> Short exercise
Repeat the records below exactly, leaving out every picture.
═══
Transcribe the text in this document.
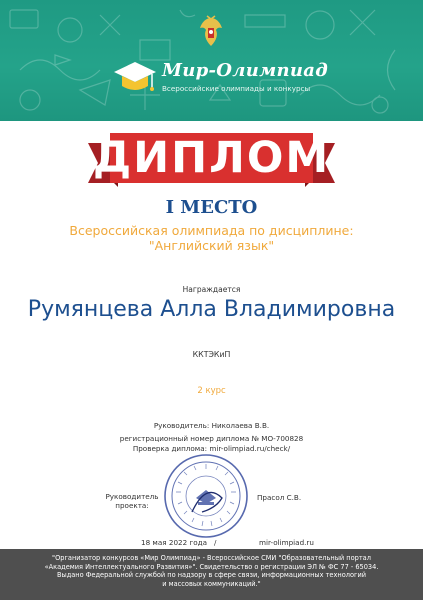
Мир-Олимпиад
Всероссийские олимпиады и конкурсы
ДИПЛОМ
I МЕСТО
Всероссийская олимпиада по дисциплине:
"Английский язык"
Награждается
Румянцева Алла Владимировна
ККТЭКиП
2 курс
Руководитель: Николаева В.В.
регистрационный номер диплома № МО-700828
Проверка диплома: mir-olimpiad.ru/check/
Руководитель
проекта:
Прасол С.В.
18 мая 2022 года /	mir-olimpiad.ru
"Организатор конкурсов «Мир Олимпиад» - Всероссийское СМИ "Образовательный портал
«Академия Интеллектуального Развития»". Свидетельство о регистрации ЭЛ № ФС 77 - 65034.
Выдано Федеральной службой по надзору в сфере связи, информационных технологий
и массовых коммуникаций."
═══
> Full answer
Transcribe the text in this document.
Мир-Олимпиад
Всероссийские олимпиады и конкурсы
ДИПЛОМ
I МЕСТО
Всероссийская олимпиада по дисциплине:
"Английский язык"
Награждается
Румянцева Алла Владимировна
ККТЭКиП
2 курс
Руководитель: Николаева В.В.
регистрационный номер диплома № МО-700828
Проверка диплома: mir-olimpiad.ru/check/
Руководитель
проекта:
Прасол С.В.
18 мая 2022 года /	mir-olimpiad.ru
"Организатор конкурсов «Мир Олимпиад» - Всероссийское СМИ "Образовательный портал
«Академия Интеллектуального Развития»". Свидетельство о регистрации ЭЛ № ФС 77 - 65034.
Выдано Федеральной службой по надзору в сфере связи, информационных технологий
и массовых коммуникаций."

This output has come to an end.